[Instructions for the task]
Can you write out every row again with "divider" changed to "separator" and everything else left the same, leaving the picture out?

─── Given records

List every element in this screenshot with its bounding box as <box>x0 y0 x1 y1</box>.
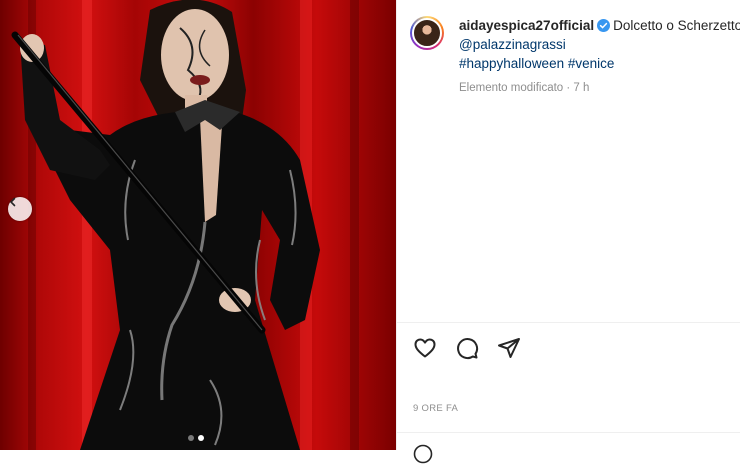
post-side-panel: aidayespica27official Dolcetto o Scherzet… <box>396 0 740 464</box>
post-media[interactable] <box>0 0 396 450</box>
post-timestamp: 9 ORE FA <box>413 403 459 414</box>
caption: aidayespica27official Dolcetto o Scherzet… <box>459 16 740 98</box>
emoji-icon[interactable] <box>413 444 433 464</box>
mention-link[interactable]: @palazzinagrassi <box>459 37 566 52</box>
avatar[interactable] <box>410 16 444 50</box>
share-icon <box>498 338 520 358</box>
share-button[interactable] <box>496 335 522 361</box>
divider <box>397 432 740 433</box>
previous-slide-button[interactable] <box>8 197 32 221</box>
carousel-indicator <box>188 435 204 441</box>
hashtag-link[interactable]: #happyhalloween <box>459 56 564 71</box>
edited-meta: Elemento modificato · 7 h <box>459 82 590 94</box>
caption-row: aidayespica27official Dolcetto o Scherzet… <box>410 16 740 98</box>
action-bar <box>412 335 522 361</box>
verified-badge-icon <box>597 19 611 32</box>
hashtag-link[interactable]: #venice <box>568 56 615 71</box>
username-link[interactable]: aidayespica27official <box>459 18 594 33</box>
caption-text: Dolcetto o Scherzetto <box>613 18 740 33</box>
comment-icon <box>457 338 479 360</box>
like-button[interactable] <box>412 335 438 361</box>
comment-button[interactable] <box>454 335 480 361</box>
chevron-left-icon <box>9 197 16 207</box>
heart-icon <box>414 338 436 358</box>
divider <box>397 322 740 323</box>
post-photo <box>11 0 359 450</box>
avatar-image <box>412 18 442 48</box>
carousel-dot <box>188 435 194 441</box>
carousel-dot-active <box>198 435 204 441</box>
caption-first-line: aidayespica27official Dolcetto o Scherzet… <box>459 16 740 35</box>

──────

[Result for this exercise]
List every element in this screenshot with its bounding box as <box>x0 y0 x1 y1</box>.
post-side-panel: aidayespica27official Dolcetto o Scherzet… <box>396 0 740 464</box>
post-media[interactable] <box>0 0 396 450</box>
post-timestamp: 9 ORE FA <box>413 403 459 414</box>
caption: aidayespica27official Dolcetto o Scherzet… <box>459 16 740 98</box>
emoji-icon[interactable] <box>413 444 433 464</box>
mention-link[interactable]: @palazzinagrassi <box>459 37 566 52</box>
avatar[interactable] <box>410 16 444 50</box>
share-icon <box>498 338 520 358</box>
share-button[interactable] <box>496 335 522 361</box>
separator <box>397 432 740 433</box>
previous-slide-button[interactable] <box>8 197 32 221</box>
carousel-indicator <box>188 435 204 441</box>
hashtag-link[interactable]: #happyhalloween <box>459 56 564 71</box>
edited-meta: Elemento modificato · 7 h <box>459 82 590 94</box>
caption-row: aidayespica27official Dolcetto o Scherzet… <box>410 16 740 98</box>
action-bar <box>412 335 522 361</box>
verified-badge-icon <box>597 19 611 32</box>
hashtag-link[interactable]: #venice <box>568 56 615 71</box>
username-link[interactable]: aidayespica27official <box>459 18 594 33</box>
caption-text: Dolcetto o Scherzetto <box>613 18 740 33</box>
comment-icon <box>457 338 479 360</box>
like-button[interactable] <box>412 335 438 361</box>
comment-button[interactable] <box>454 335 480 361</box>
chevron-left-icon <box>9 197 16 207</box>
heart-icon <box>414 338 436 358</box>
separator <box>397 322 740 323</box>
post-photo <box>11 0 359 450</box>
avatar-image <box>412 18 442 48</box>
carousel-dot <box>188 435 194 441</box>
carousel-dot-active <box>198 435 204 441</box>
caption-first-line: aidayespica27official Dolcetto o Scherzet… <box>459 16 740 35</box>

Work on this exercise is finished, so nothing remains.